▶ [AIM OF THE TASK]: Search the records that follow and extract every line containing the string "strykes".

▶ [DATA FOR PROCESSING]:
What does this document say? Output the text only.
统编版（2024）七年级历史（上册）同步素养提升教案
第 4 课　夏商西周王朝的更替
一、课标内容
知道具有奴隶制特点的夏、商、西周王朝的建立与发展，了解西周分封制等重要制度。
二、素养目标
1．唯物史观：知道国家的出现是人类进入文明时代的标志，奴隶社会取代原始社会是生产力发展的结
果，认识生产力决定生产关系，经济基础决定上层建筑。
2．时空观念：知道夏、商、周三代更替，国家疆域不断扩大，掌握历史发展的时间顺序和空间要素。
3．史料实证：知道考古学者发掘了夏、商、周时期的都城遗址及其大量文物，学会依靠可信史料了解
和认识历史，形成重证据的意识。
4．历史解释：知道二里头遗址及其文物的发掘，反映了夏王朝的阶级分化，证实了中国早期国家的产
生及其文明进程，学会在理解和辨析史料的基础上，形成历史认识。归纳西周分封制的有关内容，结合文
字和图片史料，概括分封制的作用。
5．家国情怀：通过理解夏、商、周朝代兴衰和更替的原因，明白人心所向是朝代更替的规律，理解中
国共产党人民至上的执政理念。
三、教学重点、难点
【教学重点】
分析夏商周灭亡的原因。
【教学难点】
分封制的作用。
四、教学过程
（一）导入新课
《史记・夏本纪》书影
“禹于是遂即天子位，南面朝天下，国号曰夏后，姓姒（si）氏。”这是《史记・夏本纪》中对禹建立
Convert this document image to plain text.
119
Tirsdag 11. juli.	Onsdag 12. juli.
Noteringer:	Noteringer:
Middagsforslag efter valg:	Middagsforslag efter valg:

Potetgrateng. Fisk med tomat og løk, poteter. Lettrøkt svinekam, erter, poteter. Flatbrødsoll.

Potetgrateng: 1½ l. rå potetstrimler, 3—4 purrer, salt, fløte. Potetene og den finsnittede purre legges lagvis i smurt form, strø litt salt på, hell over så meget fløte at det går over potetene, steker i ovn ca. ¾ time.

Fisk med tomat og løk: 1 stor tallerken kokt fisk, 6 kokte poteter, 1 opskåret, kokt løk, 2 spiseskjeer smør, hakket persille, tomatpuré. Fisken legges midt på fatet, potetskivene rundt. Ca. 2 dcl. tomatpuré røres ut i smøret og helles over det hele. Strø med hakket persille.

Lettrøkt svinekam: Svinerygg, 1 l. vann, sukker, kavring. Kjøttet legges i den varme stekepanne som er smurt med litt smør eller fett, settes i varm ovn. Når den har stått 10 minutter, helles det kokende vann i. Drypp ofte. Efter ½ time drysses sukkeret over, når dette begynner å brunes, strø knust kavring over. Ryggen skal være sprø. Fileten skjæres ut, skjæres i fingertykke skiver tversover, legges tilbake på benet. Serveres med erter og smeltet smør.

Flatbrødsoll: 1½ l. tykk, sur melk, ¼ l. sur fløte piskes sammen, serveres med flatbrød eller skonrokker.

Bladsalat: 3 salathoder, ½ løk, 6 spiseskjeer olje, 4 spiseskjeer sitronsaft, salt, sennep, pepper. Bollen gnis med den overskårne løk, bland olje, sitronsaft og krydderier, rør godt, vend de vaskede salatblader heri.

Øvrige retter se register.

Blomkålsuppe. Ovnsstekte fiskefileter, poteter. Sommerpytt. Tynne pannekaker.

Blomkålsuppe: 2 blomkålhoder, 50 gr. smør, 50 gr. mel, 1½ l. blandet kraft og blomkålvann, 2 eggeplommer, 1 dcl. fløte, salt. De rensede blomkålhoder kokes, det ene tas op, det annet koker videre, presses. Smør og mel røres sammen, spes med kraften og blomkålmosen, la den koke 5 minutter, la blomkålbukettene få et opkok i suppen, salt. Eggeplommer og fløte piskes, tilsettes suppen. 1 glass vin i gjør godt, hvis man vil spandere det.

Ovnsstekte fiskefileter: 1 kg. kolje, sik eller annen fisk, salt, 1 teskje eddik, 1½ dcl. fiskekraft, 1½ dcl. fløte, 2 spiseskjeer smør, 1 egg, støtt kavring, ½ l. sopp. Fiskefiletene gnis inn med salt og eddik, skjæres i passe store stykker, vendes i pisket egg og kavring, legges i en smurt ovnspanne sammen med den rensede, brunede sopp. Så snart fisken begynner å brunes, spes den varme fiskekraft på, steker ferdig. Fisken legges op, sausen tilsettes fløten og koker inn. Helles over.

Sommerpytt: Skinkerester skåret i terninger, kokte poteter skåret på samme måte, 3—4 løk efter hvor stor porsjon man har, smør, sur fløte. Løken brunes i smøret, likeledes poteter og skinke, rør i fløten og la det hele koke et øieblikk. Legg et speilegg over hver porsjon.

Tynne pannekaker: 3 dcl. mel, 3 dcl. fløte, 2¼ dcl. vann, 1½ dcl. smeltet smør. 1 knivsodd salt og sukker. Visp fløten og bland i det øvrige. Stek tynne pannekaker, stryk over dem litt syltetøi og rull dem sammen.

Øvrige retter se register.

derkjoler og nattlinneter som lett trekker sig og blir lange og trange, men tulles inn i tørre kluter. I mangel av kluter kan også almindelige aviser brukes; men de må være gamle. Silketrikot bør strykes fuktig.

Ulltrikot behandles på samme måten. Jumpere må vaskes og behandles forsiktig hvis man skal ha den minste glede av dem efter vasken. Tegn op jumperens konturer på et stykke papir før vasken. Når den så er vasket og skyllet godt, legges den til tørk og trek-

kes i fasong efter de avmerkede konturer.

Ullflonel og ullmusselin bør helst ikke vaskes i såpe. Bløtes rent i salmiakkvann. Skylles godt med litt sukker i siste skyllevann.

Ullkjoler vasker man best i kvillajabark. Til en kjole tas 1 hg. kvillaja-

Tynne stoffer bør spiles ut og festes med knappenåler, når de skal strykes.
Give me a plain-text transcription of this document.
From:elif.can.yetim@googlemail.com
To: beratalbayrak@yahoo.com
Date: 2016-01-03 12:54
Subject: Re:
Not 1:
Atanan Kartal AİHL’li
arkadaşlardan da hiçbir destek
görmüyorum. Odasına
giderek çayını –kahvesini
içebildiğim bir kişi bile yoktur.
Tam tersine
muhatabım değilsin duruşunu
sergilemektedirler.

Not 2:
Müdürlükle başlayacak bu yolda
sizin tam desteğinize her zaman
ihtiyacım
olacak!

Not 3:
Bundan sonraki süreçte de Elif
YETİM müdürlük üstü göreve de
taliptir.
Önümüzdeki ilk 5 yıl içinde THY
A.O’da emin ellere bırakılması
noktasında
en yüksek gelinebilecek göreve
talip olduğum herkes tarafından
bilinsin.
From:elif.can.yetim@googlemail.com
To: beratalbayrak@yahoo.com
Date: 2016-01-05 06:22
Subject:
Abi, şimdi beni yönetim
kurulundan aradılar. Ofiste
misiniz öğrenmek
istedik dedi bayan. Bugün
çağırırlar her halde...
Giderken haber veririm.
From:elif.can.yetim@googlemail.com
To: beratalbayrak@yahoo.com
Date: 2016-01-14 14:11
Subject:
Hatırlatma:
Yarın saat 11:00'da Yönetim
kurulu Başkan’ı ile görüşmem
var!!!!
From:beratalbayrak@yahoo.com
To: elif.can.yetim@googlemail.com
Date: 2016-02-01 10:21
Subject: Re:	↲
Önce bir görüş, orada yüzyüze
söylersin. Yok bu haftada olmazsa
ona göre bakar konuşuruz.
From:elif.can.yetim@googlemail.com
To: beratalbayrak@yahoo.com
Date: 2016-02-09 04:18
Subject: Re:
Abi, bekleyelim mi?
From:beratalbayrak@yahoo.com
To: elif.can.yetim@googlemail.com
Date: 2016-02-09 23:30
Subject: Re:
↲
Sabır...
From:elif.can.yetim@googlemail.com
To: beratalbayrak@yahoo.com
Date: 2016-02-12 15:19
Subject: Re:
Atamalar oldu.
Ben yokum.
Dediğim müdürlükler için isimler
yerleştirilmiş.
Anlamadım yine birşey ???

▶ [WRITTEN SOLUTION]:
derkjoler og nattlinneter som lett trekker sig og blir lange og trange, men tulles inn i tørre kluter. I mangel av kluter kan også almindelige aviser brukes; men de må være gamle. Silketrikot bør strykes fuktig.
Tynne stoffer bør spiles ut og festes med knappenåler, når de skal strykes.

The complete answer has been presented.